(Task prompt) Exactly reproduce each entry, leaving out nothing.

(Dataset)
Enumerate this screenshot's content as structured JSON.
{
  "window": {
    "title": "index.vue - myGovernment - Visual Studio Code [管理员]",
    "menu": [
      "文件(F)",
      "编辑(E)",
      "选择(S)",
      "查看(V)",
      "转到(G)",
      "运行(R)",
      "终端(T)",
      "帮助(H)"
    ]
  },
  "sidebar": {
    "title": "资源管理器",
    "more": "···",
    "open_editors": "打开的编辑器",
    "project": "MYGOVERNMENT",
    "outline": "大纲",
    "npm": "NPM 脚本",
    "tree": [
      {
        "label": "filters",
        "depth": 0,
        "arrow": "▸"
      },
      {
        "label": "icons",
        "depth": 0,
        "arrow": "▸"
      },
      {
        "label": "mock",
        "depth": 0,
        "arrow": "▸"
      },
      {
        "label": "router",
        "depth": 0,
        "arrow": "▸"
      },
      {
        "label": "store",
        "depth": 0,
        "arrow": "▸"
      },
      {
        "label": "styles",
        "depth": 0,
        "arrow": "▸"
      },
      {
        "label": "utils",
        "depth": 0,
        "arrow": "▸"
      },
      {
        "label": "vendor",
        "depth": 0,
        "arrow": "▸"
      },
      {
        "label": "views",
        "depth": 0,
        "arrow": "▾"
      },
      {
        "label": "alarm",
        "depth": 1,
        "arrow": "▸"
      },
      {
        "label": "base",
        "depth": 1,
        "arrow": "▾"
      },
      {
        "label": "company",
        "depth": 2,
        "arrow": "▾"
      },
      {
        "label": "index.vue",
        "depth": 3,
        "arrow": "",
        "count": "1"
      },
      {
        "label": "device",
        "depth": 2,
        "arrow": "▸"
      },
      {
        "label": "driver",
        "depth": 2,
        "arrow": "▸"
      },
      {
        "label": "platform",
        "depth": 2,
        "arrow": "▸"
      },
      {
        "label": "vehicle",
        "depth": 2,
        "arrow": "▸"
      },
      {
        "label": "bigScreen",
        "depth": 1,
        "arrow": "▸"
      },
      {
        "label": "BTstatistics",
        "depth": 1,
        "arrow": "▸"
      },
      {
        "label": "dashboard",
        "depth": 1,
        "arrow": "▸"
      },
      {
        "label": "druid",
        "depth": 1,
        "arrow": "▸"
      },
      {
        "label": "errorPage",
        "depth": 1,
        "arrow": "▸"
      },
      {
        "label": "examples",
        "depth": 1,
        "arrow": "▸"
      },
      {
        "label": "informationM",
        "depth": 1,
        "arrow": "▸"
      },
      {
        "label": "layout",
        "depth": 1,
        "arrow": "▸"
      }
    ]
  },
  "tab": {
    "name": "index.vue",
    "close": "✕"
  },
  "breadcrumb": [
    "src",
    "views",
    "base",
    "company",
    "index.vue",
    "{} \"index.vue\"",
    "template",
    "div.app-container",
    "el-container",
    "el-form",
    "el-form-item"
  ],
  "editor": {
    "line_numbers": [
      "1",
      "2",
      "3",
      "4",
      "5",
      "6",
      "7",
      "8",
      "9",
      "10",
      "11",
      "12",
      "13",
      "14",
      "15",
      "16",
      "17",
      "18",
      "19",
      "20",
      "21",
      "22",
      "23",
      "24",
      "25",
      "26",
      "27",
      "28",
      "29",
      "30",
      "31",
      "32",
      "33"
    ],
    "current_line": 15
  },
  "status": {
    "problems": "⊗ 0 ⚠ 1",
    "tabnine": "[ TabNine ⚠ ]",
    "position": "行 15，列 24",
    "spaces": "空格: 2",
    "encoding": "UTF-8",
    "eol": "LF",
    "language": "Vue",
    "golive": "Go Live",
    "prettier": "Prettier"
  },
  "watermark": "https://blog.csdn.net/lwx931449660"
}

(Expected answer)
Enumerate this screenshot's content as structured JSON.
{
  "window": {
    "title": "index.vue - myGovernment - Visual Studio Code [管理员]",
    "menu": [
      "文件(F)",
      "编辑(E)",
      "选择(S)",
      "查看(V)",
      "转到(G)",
      "运行(R)",
      "终端(T)",
      "帮助(H)"
    ]
  },
  "sidebar": {
    "title": "资源管理器",
    "more": "···",
    "open_editors": "打开的编辑器",
    "project": "MYGOVERNMENT",
    "outline": "大纲",
    "npm": "NPM 脚本",
    "tree": [
      {
        "label": "filters",
        "depth": 0,
        "arrow": "▸"
      },
      {
        "label": "icons",
        "depth": 0,
        "arrow": "▸"
      },
      {
        "label": "mock",
        "depth": 0,
        "arrow": "▸"
      },
      {
        "label": "router",
        "depth": 0,
        "arrow": "▸"
      },
      {
        "label": "store",
        "depth": 0,
        "arrow": "▸"
      },
      {
        "label": "styles",
        "depth": 0,
        "arrow": "▸"
      },
      {
        "label": "utils",
        "depth": 0,
        "arrow": "▸"
      },
      {
        "label": "vendor",
        "depth": 0,
        "arrow": "▸"
      },
      {
        "label": "views",
        "depth": 0,
        "arrow": "▾"
      },
      {
        "label": "alarm",
        "depth": 1,
        "arrow": "▸"
      },
      {
        "label": "base",
        "depth": 1,
        "arrow": "▾"
      },
      {
        "label": "company",
        "depth": 2,
        "arrow": "▾"
      },
      {
        "label": "index.vue",
        "depth": 3,
        "arrow": "",
        "count": "1"
      },
      {
        "label": "device",
        "depth": 2,
        "arrow": "▸"
      },
      {
        "label": "driver",
        "depth": 2,
        "arrow": "▸"
      },
      {
        "label": "platform",
        "depth": 2,
        "arrow": "▸"
      },
      {
        "label": "vehicle",
        "depth": 2,
        "arrow": "▸"
      },
      {
        "label": "bigScreen",
        "depth": 1,
        "arrow": "▸"
      },
      {
        "label": "BTstatistics",
        "depth": 1,
        "arrow": "▸"
      },
      {
        "label": "dashboard",
        "depth": 1,
        "arrow": "▸"
      },
      {
        "label": "druid",
        "depth": 1,
        "arrow": "▸"
      },
      {
        "label": "errorPage",
        "depth": 1,
        "arrow": "▸"
      },
      {
        "label": "examples",
        "depth": 1,
        "arrow": "▸"
      },
      {
        "label": "informationM",
        "depth": 1,
        "arrow": "▸"
      },
      {
        "label": "layout",
        "depth": 1,
        "arrow": "▸"
      }
    ]
  },
  "tab": {
    "name": "index.vue",
    "close": "✕"
  },
  "breadcrumb": [
    "src",
    "views",
    "base",
    "company",
    "index.vue",
    "{} \"index.vue\"",
    "template",
    "div.app-container",
    "el-container",
    "el-form",
    "el-form-item"
  ],
  "editor": {
    "line_numbers": [
      "1",
      "2",
      "3",
      "4",
      "5",
      "6",
      "7",
      "8",
      "9",
      "10",
      "11",
      "12",
      "13",
      "14",
      "15",
      "16",
      "17",
      "18",
      "19",
      "20",
      "21",
      "22",
      "23",
      "24",
      "25",
      "26",
      "27",
      "28",
      "29",
      "30",
      "31",
      "32",
      "33"
    ],
    "current_line": 15
  },
  "status": {
    "problems": "⊗ 0 ⚠ 1",
    "tabnine": "[ TabNine ⚠ ]",
    "position": "行 15，列 24",
    "spaces": "空格: 2",
    "encoding": "UTF-8",
    "eol": "LF",
    "language": "Vue",
    "golive": "Go Live",
    "prettier": "Prettier"
  },
  "watermark": "https://blog.csdn.net/lwx931449660"
}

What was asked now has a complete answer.